--- Problem statement ---
Read the lines that follow and pick out every one containing the word "Sclerotinia".

[Raw records]
◇ ◇ ◇ ◇
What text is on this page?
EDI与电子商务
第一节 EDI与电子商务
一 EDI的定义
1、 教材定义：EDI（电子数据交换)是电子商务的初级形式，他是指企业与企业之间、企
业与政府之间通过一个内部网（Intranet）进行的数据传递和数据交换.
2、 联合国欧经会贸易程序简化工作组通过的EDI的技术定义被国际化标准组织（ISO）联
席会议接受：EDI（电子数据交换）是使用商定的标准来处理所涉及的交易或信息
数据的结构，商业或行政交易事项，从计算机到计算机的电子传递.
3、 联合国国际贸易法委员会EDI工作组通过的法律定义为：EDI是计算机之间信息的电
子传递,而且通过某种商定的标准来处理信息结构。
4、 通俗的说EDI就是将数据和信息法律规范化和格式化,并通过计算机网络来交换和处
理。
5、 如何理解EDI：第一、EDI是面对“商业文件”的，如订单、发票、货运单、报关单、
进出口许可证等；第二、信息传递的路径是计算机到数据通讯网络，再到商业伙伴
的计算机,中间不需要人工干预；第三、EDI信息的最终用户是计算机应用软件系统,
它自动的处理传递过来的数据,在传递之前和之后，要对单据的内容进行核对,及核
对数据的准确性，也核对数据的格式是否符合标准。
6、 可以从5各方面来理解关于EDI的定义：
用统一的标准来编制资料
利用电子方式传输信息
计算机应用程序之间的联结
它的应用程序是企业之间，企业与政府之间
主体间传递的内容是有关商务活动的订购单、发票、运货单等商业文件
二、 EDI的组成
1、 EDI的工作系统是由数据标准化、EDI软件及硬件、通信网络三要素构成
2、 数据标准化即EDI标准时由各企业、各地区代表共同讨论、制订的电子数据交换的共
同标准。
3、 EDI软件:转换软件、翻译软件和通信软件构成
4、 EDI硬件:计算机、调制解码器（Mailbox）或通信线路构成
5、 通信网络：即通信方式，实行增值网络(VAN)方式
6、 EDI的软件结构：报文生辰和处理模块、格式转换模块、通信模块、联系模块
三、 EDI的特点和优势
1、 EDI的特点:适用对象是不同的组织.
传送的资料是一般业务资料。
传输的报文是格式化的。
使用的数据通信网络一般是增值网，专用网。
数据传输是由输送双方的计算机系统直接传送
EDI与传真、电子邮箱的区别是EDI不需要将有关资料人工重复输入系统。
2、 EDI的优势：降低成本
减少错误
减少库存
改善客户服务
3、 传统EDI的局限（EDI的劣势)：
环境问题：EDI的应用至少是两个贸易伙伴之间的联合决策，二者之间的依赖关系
◇ ◇ ◇ ◇
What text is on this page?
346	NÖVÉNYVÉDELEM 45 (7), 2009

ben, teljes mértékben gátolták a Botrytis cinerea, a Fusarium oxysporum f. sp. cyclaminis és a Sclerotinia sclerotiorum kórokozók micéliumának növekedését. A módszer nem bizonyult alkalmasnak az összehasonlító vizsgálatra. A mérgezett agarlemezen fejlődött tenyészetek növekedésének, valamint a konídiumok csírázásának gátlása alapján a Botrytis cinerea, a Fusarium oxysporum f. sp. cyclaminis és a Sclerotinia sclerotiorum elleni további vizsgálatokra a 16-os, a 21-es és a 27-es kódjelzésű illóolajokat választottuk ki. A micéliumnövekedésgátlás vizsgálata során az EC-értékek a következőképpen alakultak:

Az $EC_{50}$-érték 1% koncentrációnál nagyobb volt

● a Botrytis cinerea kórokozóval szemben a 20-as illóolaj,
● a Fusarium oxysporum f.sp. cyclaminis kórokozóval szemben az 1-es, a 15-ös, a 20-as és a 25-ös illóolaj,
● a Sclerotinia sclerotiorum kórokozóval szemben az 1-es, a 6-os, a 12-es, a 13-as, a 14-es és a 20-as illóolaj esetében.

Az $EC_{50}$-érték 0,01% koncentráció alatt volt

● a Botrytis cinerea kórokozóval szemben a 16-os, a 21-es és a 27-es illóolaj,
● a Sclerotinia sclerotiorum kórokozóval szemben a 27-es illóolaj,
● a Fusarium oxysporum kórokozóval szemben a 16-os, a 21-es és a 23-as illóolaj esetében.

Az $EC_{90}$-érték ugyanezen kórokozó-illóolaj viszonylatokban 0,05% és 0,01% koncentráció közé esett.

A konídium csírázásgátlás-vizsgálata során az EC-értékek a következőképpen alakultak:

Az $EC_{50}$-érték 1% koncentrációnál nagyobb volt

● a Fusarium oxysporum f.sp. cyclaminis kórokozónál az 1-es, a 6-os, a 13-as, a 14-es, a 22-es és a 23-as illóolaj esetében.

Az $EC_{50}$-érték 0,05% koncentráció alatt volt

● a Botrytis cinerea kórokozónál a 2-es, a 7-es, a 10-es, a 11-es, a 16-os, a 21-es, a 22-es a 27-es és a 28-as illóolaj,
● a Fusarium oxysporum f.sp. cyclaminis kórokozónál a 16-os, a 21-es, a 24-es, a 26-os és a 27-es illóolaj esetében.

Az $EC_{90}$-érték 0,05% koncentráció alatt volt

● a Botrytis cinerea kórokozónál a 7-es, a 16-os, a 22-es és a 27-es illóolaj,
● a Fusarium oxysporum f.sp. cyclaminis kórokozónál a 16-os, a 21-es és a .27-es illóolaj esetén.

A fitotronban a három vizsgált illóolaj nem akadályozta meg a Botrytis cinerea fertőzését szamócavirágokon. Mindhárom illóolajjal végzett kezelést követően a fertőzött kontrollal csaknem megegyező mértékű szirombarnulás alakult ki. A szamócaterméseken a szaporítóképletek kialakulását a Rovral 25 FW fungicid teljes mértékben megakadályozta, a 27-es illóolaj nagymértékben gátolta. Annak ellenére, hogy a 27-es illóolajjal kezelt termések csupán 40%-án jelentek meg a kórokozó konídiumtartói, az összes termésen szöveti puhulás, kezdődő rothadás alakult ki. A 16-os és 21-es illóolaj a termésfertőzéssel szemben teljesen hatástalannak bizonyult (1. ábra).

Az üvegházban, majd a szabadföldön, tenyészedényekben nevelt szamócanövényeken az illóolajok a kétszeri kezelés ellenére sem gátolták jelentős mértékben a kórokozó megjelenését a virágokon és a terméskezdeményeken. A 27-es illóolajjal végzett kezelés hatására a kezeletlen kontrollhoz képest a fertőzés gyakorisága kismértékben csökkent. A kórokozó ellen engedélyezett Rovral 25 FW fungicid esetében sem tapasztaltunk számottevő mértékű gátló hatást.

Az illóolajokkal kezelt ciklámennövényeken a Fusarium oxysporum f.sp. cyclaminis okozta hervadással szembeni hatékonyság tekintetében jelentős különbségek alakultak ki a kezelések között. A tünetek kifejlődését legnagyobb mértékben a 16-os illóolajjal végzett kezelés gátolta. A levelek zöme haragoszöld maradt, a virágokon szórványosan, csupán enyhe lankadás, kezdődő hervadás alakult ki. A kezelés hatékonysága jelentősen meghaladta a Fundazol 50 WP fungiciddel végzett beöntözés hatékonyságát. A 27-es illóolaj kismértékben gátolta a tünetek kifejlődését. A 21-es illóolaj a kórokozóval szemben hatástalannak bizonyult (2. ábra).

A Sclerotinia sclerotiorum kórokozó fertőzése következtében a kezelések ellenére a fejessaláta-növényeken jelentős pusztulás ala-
◇ ◇ ◇ ◇
--- Exercise answer ---
ben, teljes mértékben gátolták a Botrytis cinerea, a Fusarium oxysporum f. sp. cyclaminis és a Sclerotinia sclerotiorum kórokozók micéliumának növekedését. A módszer nem bizonyult alkalmasnak az összehasonlító vizsgálatra. A mérgezett agarlemezen fejlődött tenyészetek növekedésének, valamint a konídiumok csírázásának gátlása alapján a Botrytis cinerea, a Fusarium oxysporum f. sp. cyclaminis és a Sclerotinia sclerotiorum elleni további vizsgálatokra a 16-os, a 21-es és a 27-es kódjelzésű illóolajokat választottuk ki. A micéliumnövekedésgátlás vizsgálata során az EC-értékek a következőképpen alakultak:
● a Sclerotinia sclerotiorum kórokozóval szemben az 1-es, a 6-os, a 12-es, a 13-as, a 14-es és a 20-as illóolaj esetében.
● a Sclerotinia sclerotiorum kórokozóval szemben a 27-es illóolaj,
A Sclerotinia sclerotiorum kórokozó fertőzése következtében a kezelések ellenére a fejessaláta-növényeken jelentős pusztulás ala-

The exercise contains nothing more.